Democracy Gone Astray

Democracy, being a human construct, needs to be thought of as directionality rather than an object. As such, to understand it requires not so much a description of existing structures and/or other related phenomena but a declaration of intentionality.
This blog aims at creating labeled lists of published infringements of such intentionality, of points in time where democracy strays from its intended directionality. In addition to outright infringements, this blog also collects important contemporary information and/or discussions that impact our socio-political landscape.

All the posts here were published in the electronic media – main-stream as well as fringe, and maintain links to the original texts.

[NOTE: Due to changes I haven't caught on time in the blogging software, all of the 'Original Article' links were nullified between September 11, 2012 and December 11, 2012. My apologies.]

Thursday, October 15, 2015

Giving Thanks for 'New-Stock Canadians'

A week or so before Thanksgiving, I took a cab downtown to the Eaton Centre. On a good, fast evening it's a 10-minute ride. A bit of traffic can stretch it to 15 minutes, but rarely longer than that.

Cab drivers are the unsung heroes of urban life. Anonymous backs of heads by default, they work in a virulently competitive field for a relative pittance, when measured against their investments. By definition they are vulnerable: their shifts are spent with their backs turned to the people upon whom they depend for their income.

They do it because they have families to support in a new land. In some cases, they barely see those families because of the punishing hours they are forced to work.

That night, however, I recognized the driver, and he recognized me. He was Sri Lankan, probably in his 30s. A handsome man with a wonderful voice, he would not have been out of place in a Gap ad, portraying hip, multicultural urban dads. He plays cricket in the summer in a park near my house.

We fell into the easy banter of cordial acquaintances. He was enjoying the Blue Jays' recent winning streak. He calls them "our Jays," and was hoping that the streak would continue.

The immigrant son of immigrants, his pride in Toronto -- and Canada -- is passionately above par. His description of the city in which we both lived was an invitation to see it afresh through his eyes. "We're all Canadians," he said proudly, when I told him how much I loved the idea of cricket being played in a field that normally hosts baseball teams in the summer. "We're all Torontonians."

As we spoke, I felt more and more drawn to him. His smile was beautiful and I felt I could catch fire from his joy in life.

He shared with me that this was a special day. It was the 23rd anniversary of his life in Canada. He'd arrived with his family as a small child. He'd thrown himself into his Canadian life with a passion, unfazed by either snow or the new culture.

In due course, he got married, and he and his wife were now raising their two daughters in the suburbs. He worried that his hours didn't allow him all the time he wanted to spend with them, but he had to work to make the life he wanted for them in Canada possible.

- _DATA_:
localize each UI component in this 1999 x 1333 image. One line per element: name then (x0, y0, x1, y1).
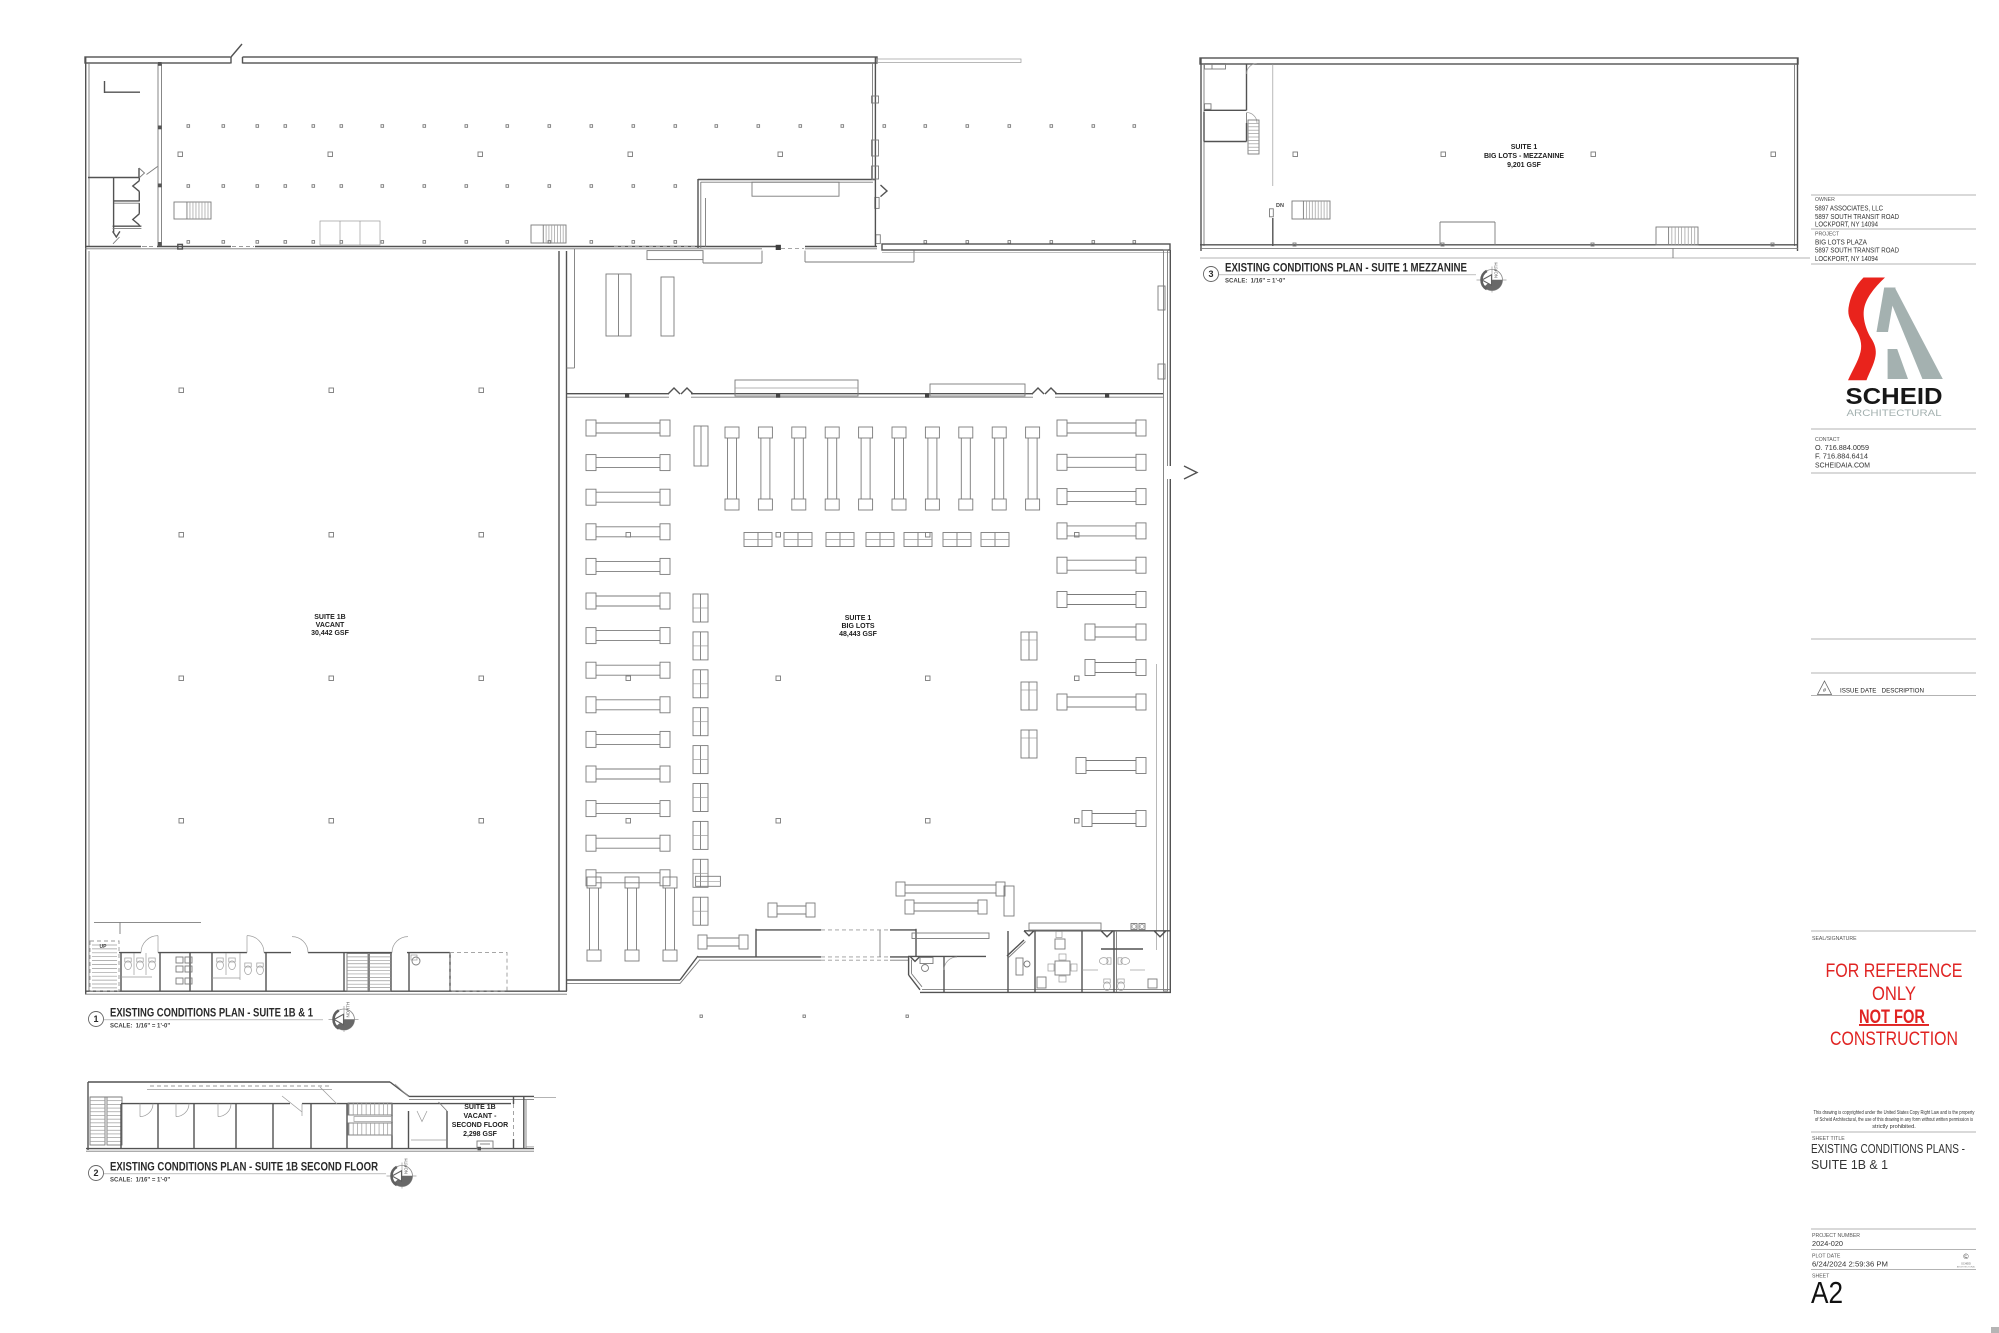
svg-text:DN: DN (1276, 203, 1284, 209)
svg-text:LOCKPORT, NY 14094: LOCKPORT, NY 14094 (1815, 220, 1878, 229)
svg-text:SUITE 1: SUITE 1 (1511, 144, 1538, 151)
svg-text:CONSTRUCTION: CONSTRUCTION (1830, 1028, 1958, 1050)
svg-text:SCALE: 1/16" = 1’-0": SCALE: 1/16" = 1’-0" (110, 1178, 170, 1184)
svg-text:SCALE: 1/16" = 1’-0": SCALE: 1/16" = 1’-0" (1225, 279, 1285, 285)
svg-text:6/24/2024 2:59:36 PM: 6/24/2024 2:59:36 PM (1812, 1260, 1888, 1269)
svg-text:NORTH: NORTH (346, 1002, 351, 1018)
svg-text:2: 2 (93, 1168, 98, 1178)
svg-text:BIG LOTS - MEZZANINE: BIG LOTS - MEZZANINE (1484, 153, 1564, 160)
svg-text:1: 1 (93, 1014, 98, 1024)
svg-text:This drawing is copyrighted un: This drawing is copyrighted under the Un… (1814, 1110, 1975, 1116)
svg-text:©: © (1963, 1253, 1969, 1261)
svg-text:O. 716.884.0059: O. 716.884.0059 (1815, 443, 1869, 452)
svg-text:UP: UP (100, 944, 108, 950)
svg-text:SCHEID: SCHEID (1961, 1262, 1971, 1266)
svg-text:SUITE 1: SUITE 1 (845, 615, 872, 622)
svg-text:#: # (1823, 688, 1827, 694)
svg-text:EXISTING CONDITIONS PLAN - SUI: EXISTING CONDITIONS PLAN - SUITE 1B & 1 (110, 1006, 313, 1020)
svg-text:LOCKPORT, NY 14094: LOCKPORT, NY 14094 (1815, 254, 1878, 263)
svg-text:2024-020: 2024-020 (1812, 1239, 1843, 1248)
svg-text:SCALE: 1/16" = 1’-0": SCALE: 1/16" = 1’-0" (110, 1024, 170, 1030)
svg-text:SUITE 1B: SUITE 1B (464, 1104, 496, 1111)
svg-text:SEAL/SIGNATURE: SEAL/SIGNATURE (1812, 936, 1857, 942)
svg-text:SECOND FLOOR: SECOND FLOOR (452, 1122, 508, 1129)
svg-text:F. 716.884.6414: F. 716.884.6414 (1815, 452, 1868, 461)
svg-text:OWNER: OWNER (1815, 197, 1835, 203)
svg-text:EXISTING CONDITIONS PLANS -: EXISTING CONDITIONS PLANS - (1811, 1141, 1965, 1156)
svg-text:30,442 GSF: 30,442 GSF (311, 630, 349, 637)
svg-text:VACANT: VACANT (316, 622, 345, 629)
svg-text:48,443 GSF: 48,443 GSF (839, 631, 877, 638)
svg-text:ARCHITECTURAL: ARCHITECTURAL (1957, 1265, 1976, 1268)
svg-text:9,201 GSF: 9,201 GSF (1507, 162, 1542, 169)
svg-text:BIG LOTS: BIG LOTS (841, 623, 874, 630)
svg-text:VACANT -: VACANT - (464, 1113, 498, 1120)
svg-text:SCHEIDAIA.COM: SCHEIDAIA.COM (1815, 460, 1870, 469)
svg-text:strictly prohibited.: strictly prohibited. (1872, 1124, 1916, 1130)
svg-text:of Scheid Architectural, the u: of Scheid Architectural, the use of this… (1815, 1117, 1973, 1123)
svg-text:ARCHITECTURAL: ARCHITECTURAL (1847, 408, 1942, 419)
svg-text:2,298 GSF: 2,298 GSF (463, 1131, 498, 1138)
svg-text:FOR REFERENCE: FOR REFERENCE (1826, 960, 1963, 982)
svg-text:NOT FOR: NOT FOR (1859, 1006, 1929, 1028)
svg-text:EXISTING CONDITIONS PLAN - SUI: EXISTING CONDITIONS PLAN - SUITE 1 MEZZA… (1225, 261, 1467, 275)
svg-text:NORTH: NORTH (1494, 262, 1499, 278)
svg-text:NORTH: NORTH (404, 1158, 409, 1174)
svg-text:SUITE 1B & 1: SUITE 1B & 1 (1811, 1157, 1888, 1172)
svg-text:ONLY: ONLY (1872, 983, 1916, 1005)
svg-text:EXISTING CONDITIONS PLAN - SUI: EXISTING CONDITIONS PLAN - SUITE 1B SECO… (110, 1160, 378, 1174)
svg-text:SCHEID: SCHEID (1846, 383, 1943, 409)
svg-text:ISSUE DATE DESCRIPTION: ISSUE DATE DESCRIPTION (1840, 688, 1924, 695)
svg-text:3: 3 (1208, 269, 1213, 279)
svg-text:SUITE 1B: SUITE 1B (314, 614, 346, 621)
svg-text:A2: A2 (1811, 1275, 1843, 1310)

- _WHAT YOU NEED TO DO_:
Answer these questions from the Democracy Gone Astray blog page:
1. Between which two dates were the 'Original Article' links nullified?
2. How long is the cab ride to the Eaton Centre on a good, fast evening?
3. What anniversary did the driver say fell on that day?

- _RESPONSE TO THE TASK_:
1. Between September 11, 2012 and December 11, 2012.
2. 10 minutes.
3. The 23rd anniversary of his life in Canada.